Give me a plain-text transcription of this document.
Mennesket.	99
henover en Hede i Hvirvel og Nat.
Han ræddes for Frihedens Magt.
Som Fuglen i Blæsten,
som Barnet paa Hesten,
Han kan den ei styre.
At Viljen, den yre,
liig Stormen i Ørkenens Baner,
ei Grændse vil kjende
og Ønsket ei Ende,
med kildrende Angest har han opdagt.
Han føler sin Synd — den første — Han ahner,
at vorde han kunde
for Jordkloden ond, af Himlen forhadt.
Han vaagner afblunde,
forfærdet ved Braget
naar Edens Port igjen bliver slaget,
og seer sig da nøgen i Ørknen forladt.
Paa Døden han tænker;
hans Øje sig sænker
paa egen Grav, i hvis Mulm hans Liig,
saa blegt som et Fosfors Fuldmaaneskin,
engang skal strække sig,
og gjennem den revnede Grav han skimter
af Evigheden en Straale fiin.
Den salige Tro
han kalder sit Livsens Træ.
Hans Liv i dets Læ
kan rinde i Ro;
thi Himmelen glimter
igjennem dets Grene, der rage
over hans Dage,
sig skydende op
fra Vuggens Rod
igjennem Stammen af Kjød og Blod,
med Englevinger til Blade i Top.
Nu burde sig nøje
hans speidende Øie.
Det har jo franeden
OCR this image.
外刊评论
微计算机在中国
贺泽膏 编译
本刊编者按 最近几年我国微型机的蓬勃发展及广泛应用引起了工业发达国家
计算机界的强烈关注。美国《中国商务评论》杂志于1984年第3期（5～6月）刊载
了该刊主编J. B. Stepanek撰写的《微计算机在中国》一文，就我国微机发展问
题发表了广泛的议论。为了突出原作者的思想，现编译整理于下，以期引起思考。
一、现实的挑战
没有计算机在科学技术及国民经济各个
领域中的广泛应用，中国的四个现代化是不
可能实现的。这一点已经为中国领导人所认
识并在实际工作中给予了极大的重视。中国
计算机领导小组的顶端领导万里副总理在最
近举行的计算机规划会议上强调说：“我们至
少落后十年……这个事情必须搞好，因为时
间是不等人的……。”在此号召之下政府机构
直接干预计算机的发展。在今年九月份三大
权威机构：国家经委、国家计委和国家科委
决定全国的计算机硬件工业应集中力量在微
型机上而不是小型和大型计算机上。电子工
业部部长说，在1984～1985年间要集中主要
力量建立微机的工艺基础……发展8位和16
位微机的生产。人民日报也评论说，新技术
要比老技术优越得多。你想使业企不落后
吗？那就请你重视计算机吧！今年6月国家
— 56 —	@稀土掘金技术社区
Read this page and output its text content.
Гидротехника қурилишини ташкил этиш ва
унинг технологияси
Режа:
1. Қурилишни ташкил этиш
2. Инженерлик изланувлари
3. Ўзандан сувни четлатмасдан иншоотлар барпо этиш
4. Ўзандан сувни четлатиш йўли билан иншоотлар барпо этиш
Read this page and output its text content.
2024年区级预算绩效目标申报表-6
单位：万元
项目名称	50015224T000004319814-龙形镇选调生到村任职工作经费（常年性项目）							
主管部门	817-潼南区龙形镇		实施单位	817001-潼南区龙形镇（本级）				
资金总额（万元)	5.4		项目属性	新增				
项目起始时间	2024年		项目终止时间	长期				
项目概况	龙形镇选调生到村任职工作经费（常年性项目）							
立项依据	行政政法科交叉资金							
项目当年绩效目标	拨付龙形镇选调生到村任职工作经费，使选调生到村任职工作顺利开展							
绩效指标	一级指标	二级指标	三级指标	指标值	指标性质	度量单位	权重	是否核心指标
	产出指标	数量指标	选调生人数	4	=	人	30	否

> [PROBLEM TO WORK ON]
Extract each line holding the word "ташкил" from the records.

> [THE RESULT]
Гидротехника қурилишини ташкил этиш ва
1. Қурилишни ташкил этиш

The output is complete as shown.